▶ [WORK TO DO]: Make an exact copy of the records, with the images left out.

▶ [RECORD SET]:
======
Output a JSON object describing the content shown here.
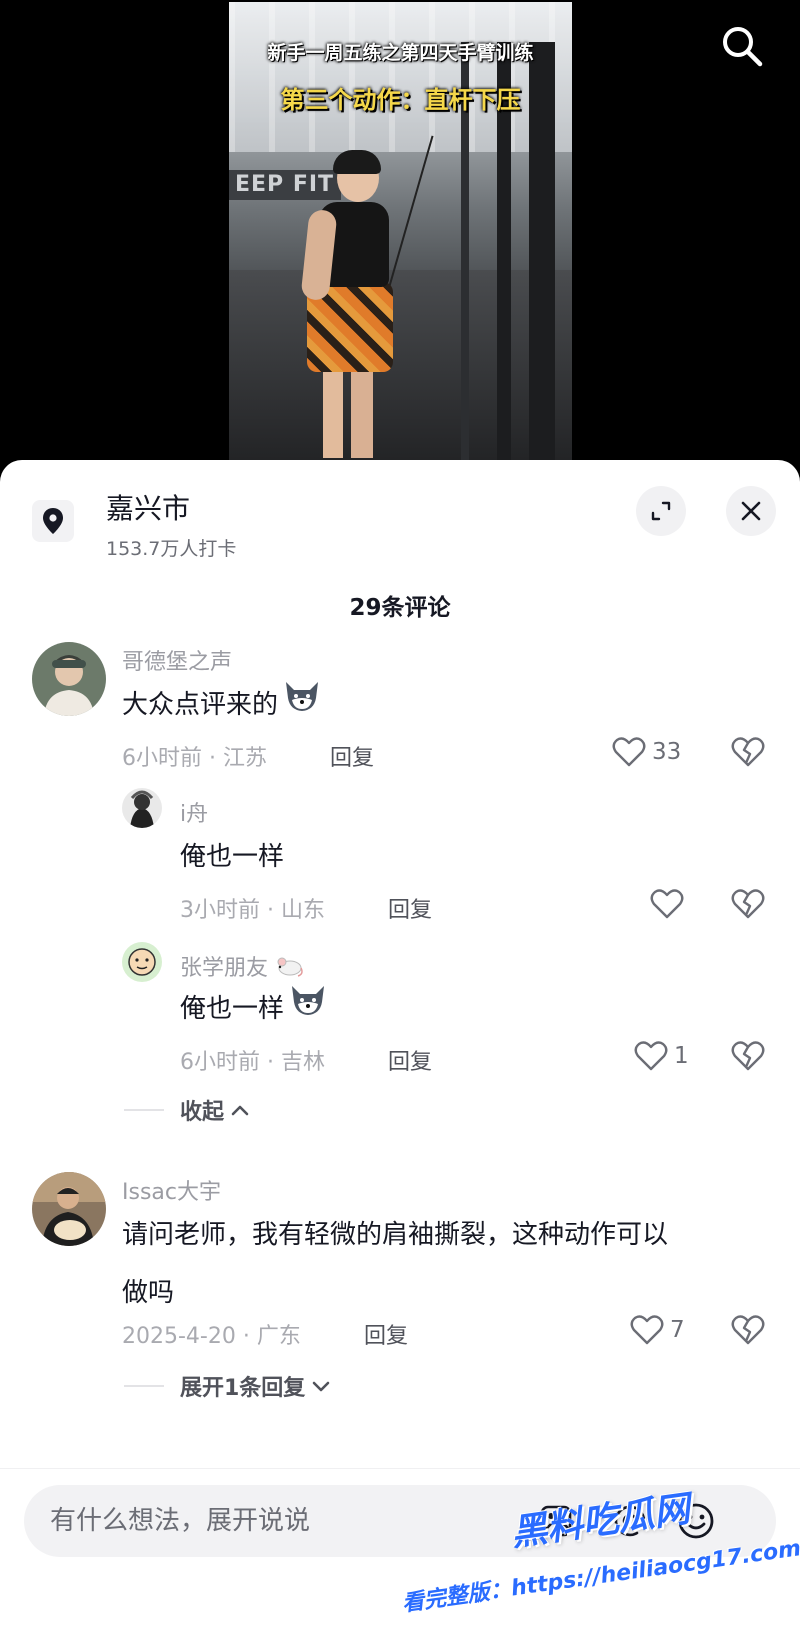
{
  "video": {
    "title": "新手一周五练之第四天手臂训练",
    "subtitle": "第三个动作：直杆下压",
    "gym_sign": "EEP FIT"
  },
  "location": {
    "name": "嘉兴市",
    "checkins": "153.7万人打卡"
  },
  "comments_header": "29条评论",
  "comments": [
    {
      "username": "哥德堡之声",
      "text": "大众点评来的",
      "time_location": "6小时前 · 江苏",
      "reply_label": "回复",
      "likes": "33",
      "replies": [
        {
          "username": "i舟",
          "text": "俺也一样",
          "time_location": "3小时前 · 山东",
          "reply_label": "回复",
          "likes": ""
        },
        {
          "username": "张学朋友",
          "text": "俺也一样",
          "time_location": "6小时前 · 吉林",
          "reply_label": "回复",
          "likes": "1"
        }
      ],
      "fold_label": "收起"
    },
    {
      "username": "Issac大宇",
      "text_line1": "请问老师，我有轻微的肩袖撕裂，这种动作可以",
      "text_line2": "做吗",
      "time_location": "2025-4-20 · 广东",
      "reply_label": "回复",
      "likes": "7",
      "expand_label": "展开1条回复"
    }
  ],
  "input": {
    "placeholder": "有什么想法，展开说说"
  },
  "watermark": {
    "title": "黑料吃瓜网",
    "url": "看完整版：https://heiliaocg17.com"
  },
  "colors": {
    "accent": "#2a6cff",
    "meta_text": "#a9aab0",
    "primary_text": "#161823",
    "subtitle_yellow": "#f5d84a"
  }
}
======
▶ [COMPLETED TASK]:
Output a JSON object describing the content shown here.
{
  "video": {
    "title": "新手一周五练之第四天手臂训练",
    "subtitle": "第三个动作：直杆下压",
    "gym_sign": "EEP FIT"
  },
  "location": {
    "name": "嘉兴市",
    "checkins": "153.7万人打卡"
  },
  "comments_header": "29条评论",
  "comments": [
    {
      "username": "哥德堡之声",
      "text": "大众点评来的",
      "time_location": "6小时前 · 江苏",
      "reply_label": "回复",
      "likes": "33",
      "replies": [
        {
          "username": "i舟",
          "text": "俺也一样",
          "time_location": "3小时前 · 山东",
          "reply_label": "回复",
          "likes": ""
        },
        {
          "username": "张学朋友",
          "text": "俺也一样",
          "time_location": "6小时前 · 吉林",
          "reply_label": "回复",
          "likes": "1"
        }
      ],
      "fold_label": "收起"
    },
    {
      "username": "Issac大宇",
      "text_line1": "请问老师，我有轻微的肩袖撕裂，这种动作可以",
      "text_line2": "做吗",
      "time_location": "2025-4-20 · 广东",
      "reply_label": "回复",
      "likes": "7",
      "expand_label": "展开1条回复"
    }
  ],
  "input": {
    "placeholder": "有什么想法，展开说说"
  },
  "watermark": {
    "title": "黑料吃瓜网",
    "url": "看完整版：https://heiliaocg17.com"
  },
  "colors": {
    "accent": "#2a6cff",
    "meta_text": "#a9aab0",
    "primary_text": "#161823",
    "subtitle_yellow": "#f5d84a"
  }
}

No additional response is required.